*TASK INPUTS*.
• • •
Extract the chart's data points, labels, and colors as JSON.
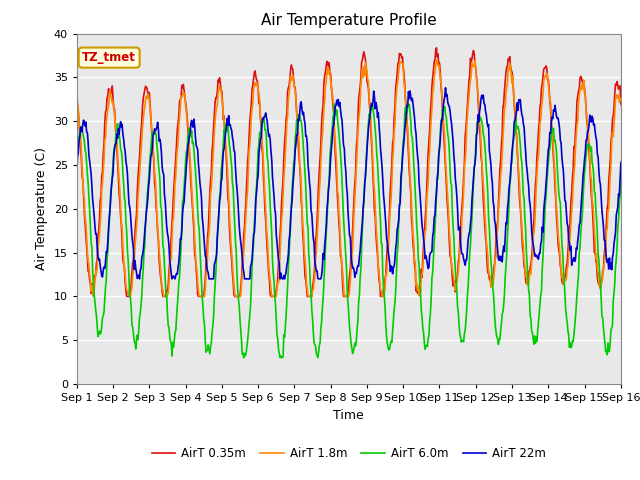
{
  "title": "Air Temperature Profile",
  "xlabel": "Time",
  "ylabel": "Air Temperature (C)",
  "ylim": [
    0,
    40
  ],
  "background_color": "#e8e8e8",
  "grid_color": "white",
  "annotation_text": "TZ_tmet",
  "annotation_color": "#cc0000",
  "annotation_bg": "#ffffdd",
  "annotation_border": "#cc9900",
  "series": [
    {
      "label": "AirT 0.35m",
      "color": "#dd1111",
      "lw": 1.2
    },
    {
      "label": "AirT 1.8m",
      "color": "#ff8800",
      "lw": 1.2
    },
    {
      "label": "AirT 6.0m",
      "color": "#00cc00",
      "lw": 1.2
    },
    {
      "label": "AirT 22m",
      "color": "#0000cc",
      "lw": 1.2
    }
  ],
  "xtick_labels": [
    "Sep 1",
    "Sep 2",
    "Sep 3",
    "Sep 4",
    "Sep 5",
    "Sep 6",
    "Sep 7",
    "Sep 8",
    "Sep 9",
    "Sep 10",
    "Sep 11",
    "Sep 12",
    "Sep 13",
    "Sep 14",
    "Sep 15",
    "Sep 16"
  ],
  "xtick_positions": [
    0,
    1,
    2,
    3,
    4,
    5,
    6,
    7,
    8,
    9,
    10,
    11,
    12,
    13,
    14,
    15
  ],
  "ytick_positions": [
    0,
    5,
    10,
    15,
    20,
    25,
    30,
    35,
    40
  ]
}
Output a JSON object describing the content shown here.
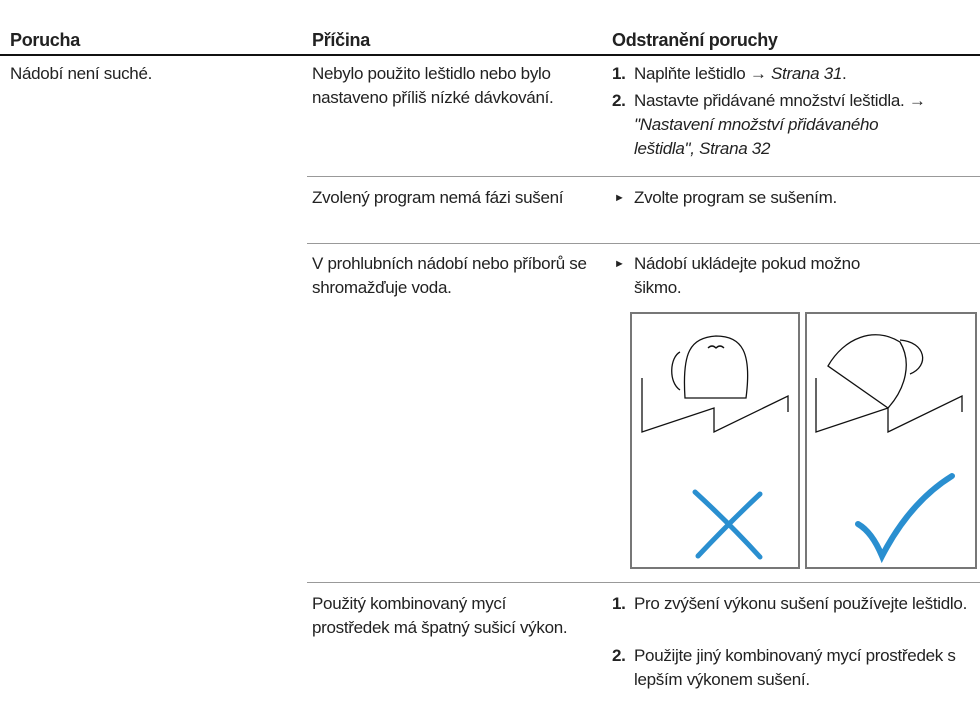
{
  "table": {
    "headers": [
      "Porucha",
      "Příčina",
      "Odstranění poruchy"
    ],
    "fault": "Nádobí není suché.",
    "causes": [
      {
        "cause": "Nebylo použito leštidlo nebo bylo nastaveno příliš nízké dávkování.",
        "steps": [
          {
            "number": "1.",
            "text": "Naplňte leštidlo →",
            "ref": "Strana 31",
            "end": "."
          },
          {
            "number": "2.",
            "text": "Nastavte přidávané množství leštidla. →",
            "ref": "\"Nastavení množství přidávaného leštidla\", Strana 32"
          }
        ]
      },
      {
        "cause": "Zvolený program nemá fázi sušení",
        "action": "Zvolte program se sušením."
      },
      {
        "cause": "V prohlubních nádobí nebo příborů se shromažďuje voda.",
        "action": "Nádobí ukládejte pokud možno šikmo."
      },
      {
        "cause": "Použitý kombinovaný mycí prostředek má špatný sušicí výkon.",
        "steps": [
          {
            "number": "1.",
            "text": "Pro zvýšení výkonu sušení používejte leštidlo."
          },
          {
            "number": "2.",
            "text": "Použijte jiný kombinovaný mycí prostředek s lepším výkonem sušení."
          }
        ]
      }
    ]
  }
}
• • •
*TASK BRIEF*.
From the listing above, print every entry precisely and drop the pictures.

*ANSWER TO THIS EXERCISE*.
Extract the chart's data points, labels, and colors as JSON.
{
  "title": "Air Temperature Profile",
  "xlabel": "Time",
  "ylabel": "Air Temperature (C)",
  "ylim": [
    0,
    40
  ],
  "background_color": "#e8e8e8",
  "grid_color": "white",
  "annotation_text": "TZ_tmet",
  "annotation_color": "#cc0000",
  "annotation_bg": "#ffffdd",
  "annotation_border": "#cc9900",
  "series": [
    {
      "label": "AirT 0.35m",
      "color": "#dd1111",
      "lw": 1.2
    },
    {
      "label": "AirT 1.8m",
      "color": "#ff8800",
      "lw": 1.2
    },
    {
      "label": "AirT 6.0m",
      "color": "#00cc00",
      "lw": 1.2
    },
    {
      "label": "AirT 22m",
      "color": "#0000cc",
      "lw": 1.2
    }
  ],
  "xtick_labels": [
    "Sep 1",
    "Sep 2",
    "Sep 3",
    "Sep 4",
    "Sep 5",
    "Sep 6",
    "Sep 7",
    "Sep 8",
    "Sep 9",
    "Sep 10",
    "Sep 11",
    "Sep 12",
    "Sep 13",
    "Sep 14",
    "Sep 15",
    "Sep 16"
  ],
  "xtick_positions": [
    0,
    1,
    2,
    3,
    4,
    5,
    6,
    7,
    8,
    9,
    10,
    11,
    12,
    13,
    14,
    15
  ],
  "ytick_positions": [
    0,
    5,
    10,
    15,
    20,
    25,
    30,
    35,
    40
  ]
}
Output a JSON object describing the content shown here.
{
  "table": {
    "headers": [
      "Porucha",
      "Příčina",
      "Odstranění poruchy"
    ],
    "fault": "Nádobí není suché.",
    "causes": [
      {
        "cause": "Nebylo použito leštidlo nebo bylo nastaveno příliš nízké dávkování.",
        "steps": [
          {
            "number": "1.",
            "text": "Naplňte leštidlo →",
            "ref": "Strana 31",
            "end": "."
          },
          {
            "number": "2.",
            "text": "Nastavte přidávané množství leštidla. →",
            "ref": "\"Nastavení množství přidávaného leštidla\", Strana 32"
          }
        ]
      },
      {
        "cause": "Zvolený program nemá fázi sušení",
        "action": "Zvolte program se sušením."
      },
      {
        "cause": "V prohlubních nádobí nebo příborů se shromažďuje voda.",
        "action": "Nádobí ukládejte pokud možno šikmo."
      },
      {
        "cause": "Použitý kombinovaný mycí prostředek má špatný sušicí výkon.",
        "steps": [
          {
            "number": "1.",
            "text": "Pro zvýšení výkonu sušení používejte leštidlo."
          },
          {
            "number": "2.",
            "text": "Použijte jiný kombinovaný mycí prostředek s lepším výkonem sušení."
          }
        ]
      }
    ]
  }
}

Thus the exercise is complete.